**TEXT PROVIDED**

You are smart to feed only your "pets" because if you leave the seed outside you will attract more, and there lies the problem. (Not the pigeons, but people who take notice) 

Yes, these birds are wonderful pets, and very entertaining and smart too! Keep those babies close to you and never underestimate what the people and the manager may do!

Thank you again for being a friend to our ferals!

Treesa


----------



## Jayme (May 25, 2005)

Hi Treesa, and thanks for the welcome! It's so good to hear from someone who understands. Yes, I was reading about some of the poisoning stories. That is so scary. At first I fed about 30-50 outdoors on my balcony, but the complaints from the neighbors were loud and clear. Then I started letting them in, and I haven't had a complaints since. The management sent a notice back then that there would be a $25 fine if anyone is caught feeding pigeons. 

We don't have a pigeon "problem" at this highrise believe it or not. There are plenty of other tall buildings around here. There's also a homeless shelter next door where they are allowed to feed the pigeons. And Centennial Olympic park is about a block away. They hang out there as well as several other parks close by. Oh and there's Underground Atlanta where people always feed them. The pigeons in downtown Atlanta are very fat!

I sleep with the window open and no screen, so in the morning they just come in as they feel like it to eat and run. I have maybe 10 here at a time in the mornings. They are soooo precious to me. 

Do you (or anyone else here) have any pictures? 

You can see my pigeons at 
http://home.bellsouth.net/p/s/community.dll?ep=16&ext=1&groupid=201022&ck= 

Thanks again for your reply. I hope to hear from other members. I feel like I know you all after reading all the posts!

Jayme


----------



## Skyeking (Jan 17, 2003)

Whew, am I glad you don't have a pigeon "problem." Actually it's more a people "problem." LOL

Glad to hear your guests visit daily, that is wonderful!

P.S. you can see some of my pictures at this website, but I still have lots of work to do on it.

http://community.webshots.com/user/duiven007


Treesa


----------



## Garye (Feb 20, 2005)

Welcome aboard! No, you are not alone. I used to feel the same way when people would say dirty things about pigeons. Well, pigeons poop but so do all birds and animals for that matter. But when you get to know pigeons you can't help but love them. They're so much fun and interesting to watch. I've learned so much from watching them and of course this website tells you a lot about them. It's just nice to know you're not alone in loving these animals - that other people do also and are willing to let the rest of the world know it too.


----------



## Skyeking (Jan 17, 2003)

Jayme,

I really enjoyed the pictures of your babies, especially the ones of them in flight. Great action pictures! 

I have names for all my pigeons too, and I can tell who is who even when they are having a "feeding frenzy". LOL


Treesa


----------



## Pigeonpal2002 (Jul 27, 2002)

**WHAT THIS EXERCISE ASKS**
**A.** In the pigeon-feeding forum thread, copy word for word the part that opens with the words containing "Thanks again for" and closes with "that is wonderful!".
**B.** In the pigeon-feeding forum thread, why did Jayme stop feeding the pigeons on the balcony and start letting them inside? Answer in one to three sentences.
**C.** What comes next in the pigeon-feeding forum thread? Continue it from where it stops.

**MATERIAL PROVIDED**
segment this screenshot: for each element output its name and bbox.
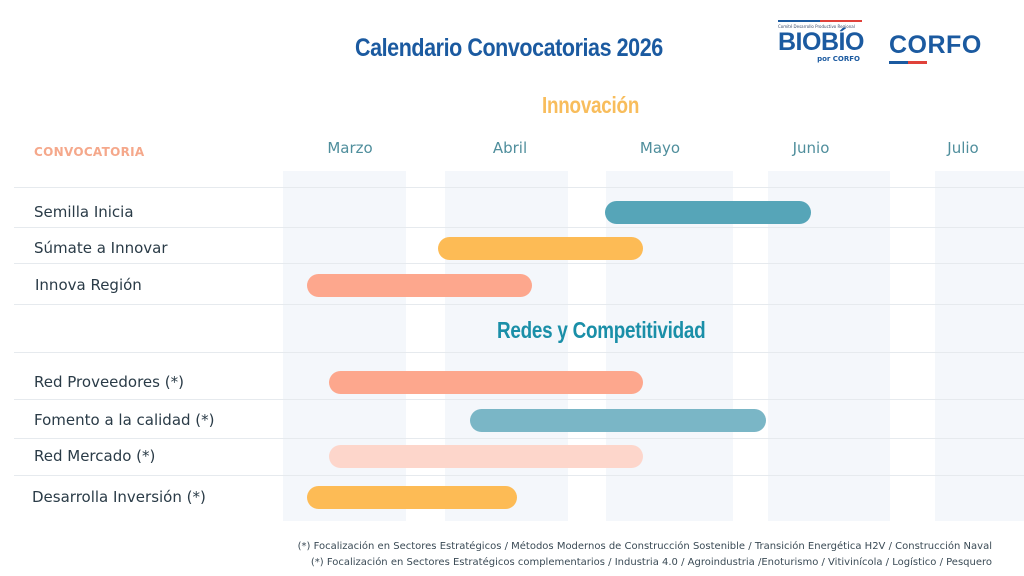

**EXERCISE ANSWERS**
**A.**
Thanks again for your reply. I hope to hear from other members. I feel like I know you all after reading all the posts!

Jayme


----------



## Skyeking (Jan 17, 2003)

Whew, am I glad you don't have a pigeon "problem." Actually it's more a people "problem." LOL

Glad to hear your guests visit daily, that is wonderful!

**B.** Jayme first fed about 30-50 pigeons outdoors on the balcony, but the neighbors complained loudly. Jayme then began letting the pigeons in and hasn't had a complaint since.

**C.**
Hi Jayme, 

Welcome to our group here Your pictures of your wild flock are great! Looks like there must be quite a commotion when you open your doors and present the "feed bag" to them! LOL.


----------



## photokev (Apr 15, 2005)

Hi Jayme, Welcome to the board! You've got some nice snaps, why don't you enter the photo contest we're having. If you have a favorite bird email me your favorite shot of it and a paragraph on why this bird is special or a story about it.

Here's a link to some snaps of a young feral that's now part of my life...
http://blueplanetps.com/homie/


----------



## Lin Hansen (Jan 9, 2004)

Jayme,

Welcome....amazing routine you have going there. I was especially impressed by the photos of the ferals eating out of your hand. You will enjoy being a member here and being able to interact with others who value our special feathered friends, as you do.

Linda


----------



## Reti (Jul 20, 2003)

Thank you for your kind words, Treesa.

Hi Jayme and welcome to pigeon talk.
Lovely flock you have there. Great pics, thanks for sharing.

Reti


----------



## minimonkey (Apr 7, 2005)

welcome!!! I love the pix of the birds -- gorgeous flock! And the action shots are superb. Glad you are here --- and so wonderful that your fellows can come in every day for breakfast!


----------



## peggy campbell (Feb 23, 2005)

*Hi Jayme,,,,im A Pigeon Lover Myself Just Like You*

im also in a high rise apt building in chicago ill
people mumbles at me for feeding the pigeons
i buy loafs of bread to feed them ,,,,,
and IM PROUD OF IT) LOL
but its sad ,,really sad ,,,why people doesnt like them ...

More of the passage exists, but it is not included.